- [What you need to do]
Repeat the material below exactly, line for line.

- [Listing]
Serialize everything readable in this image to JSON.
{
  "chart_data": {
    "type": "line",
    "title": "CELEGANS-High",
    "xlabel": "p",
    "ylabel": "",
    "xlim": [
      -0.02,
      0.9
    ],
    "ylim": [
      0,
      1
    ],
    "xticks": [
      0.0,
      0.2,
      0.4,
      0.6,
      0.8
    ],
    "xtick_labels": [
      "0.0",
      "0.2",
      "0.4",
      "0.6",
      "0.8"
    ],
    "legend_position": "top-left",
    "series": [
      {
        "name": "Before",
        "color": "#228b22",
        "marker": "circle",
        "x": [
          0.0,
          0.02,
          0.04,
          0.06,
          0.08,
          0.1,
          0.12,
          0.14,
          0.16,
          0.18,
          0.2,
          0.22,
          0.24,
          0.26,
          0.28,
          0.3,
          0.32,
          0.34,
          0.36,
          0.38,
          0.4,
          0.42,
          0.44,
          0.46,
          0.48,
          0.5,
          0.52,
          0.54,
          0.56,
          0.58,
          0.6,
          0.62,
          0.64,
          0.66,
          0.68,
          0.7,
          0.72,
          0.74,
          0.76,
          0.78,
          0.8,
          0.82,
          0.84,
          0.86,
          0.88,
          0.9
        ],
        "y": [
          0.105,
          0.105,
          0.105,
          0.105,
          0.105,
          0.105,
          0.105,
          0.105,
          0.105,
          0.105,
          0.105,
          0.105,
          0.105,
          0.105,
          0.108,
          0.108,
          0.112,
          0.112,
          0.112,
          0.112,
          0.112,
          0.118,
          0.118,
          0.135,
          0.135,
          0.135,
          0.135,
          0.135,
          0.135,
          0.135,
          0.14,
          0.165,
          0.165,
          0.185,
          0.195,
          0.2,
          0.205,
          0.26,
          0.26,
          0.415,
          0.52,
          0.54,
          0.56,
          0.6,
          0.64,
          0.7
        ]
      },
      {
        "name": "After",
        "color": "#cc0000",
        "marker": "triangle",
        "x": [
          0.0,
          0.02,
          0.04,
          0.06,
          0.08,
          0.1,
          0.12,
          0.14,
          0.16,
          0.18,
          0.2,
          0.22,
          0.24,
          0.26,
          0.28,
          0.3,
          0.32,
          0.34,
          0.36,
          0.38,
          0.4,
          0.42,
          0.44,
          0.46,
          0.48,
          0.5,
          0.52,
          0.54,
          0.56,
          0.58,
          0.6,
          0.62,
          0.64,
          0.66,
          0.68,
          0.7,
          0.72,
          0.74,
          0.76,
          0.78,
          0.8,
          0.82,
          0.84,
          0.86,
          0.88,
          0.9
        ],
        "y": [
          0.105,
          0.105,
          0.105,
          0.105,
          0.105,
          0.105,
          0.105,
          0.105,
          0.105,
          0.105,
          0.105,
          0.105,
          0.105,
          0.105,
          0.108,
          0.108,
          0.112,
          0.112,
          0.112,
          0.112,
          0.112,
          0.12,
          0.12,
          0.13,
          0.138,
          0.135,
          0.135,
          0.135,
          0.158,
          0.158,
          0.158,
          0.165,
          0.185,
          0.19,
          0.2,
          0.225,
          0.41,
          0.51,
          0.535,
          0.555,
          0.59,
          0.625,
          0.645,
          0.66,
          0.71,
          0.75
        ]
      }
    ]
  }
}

- [Result of this task]
Serialize everything readable in this image to JSON.
{
  "chart_data": {
    "type": "line",
    "title": "CELEGANS-High",
    "xlabel": "p",
    "ylabel": "",
    "xlim": [
      -0.02,
      0.9
    ],
    "ylim": [
      0,
      1
    ],
    "xticks": [
      0.0,
      0.2,
      0.4,
      0.6,
      0.8
    ],
    "xtick_labels": [
      "0.0",
      "0.2",
      "0.4",
      "0.6",
      "0.8"
    ],
    "legend_position": "top-left",
    "series": [
      {
        "name": "Before",
        "color": "#228b22",
        "marker": "circle",
        "x": [
          0.0,
          0.02,
          0.04,
          0.06,
          0.08,
          0.1,
          0.12,
          0.14,
          0.16,
          0.18,
          0.2,
          0.22,
          0.24,
          0.26,
          0.28,
          0.3,
          0.32,
          0.34,
          0.36,
          0.38,
          0.4,
          0.42,
          0.44,
          0.46,
          0.48,
          0.5,
          0.52,
          0.54,
          0.56,
          0.58,
          0.6,
          0.62,
          0.64,
          0.66,
          0.68,
          0.7,
          0.72,
          0.74,
          0.76,
          0.78,
          0.8,
          0.82,
          0.84,
          0.86,
          0.88,
          0.9
        ],
        "y": [
          0.105,
          0.105,
          0.105,
          0.105,
          0.105,
          0.105,
          0.105,
          0.105,
          0.105,
          0.105,
          0.105,
          0.105,
          0.105,
          0.105,
          0.108,
          0.108,
          0.112,
          0.112,
          0.112,
          0.112,
          0.112,
          0.118,
          0.118,
          0.135,
          0.135,
          0.135,
          0.135,
          0.135,
          0.135,
          0.135,
          0.14,
          0.165,
          0.165,
          0.185,
          0.195,
          0.2,
          0.205,
          0.26,
          0.26,
          0.415,
          0.52,
          0.54,
          0.56,
          0.6,
          0.64,
          0.7
        ]
      },
      {
        "name": "After",
        "color": "#cc0000",
        "marker": "triangle",
        "x": [
          0.0,
          0.02,
          0.04,
          0.06,
          0.08,
          0.1,
          0.12,
          0.14,
          0.16,
          0.18,
          0.2,
          0.22,
          0.24,
          0.26,
          0.28,
          0.3,
          0.32,
          0.34,
          0.36,
          0.38,
          0.4,
          0.42,
          0.44,
          0.46,
          0.48,
          0.5,
          0.52,
          0.54,
          0.56,
          0.58,
          0.6,
          0.62,
          0.64,
          0.66,
          0.68,
          0.7,
          0.72,
          0.74,
          0.76,
          0.78,
          0.8,
          0.82,
          0.84,
          0.86,
          0.88,
          0.9
        ],
        "y": [
          0.105,
          0.105,
          0.105,
          0.105,
          0.105,
          0.105,
          0.105,
          0.105,
          0.105,
          0.105,
          0.105,
          0.105,
          0.105,
          0.105,
          0.108,
          0.108,
          0.112,
          0.112,
          0.112,
          0.112,
          0.112,
          0.12,
          0.12,
          0.13,
          0.138,
          0.135,
          0.135,
          0.135,
          0.158,
          0.158,
          0.158,
          0.165,
          0.185,
          0.19,
          0.2,
          0.225,
          0.41,
          0.51,
          0.535,
          0.555,
          0.59,
          0.625,
          0.645,
          0.66,
          0.71,
          0.75
        ]
      }
    ]
  }
}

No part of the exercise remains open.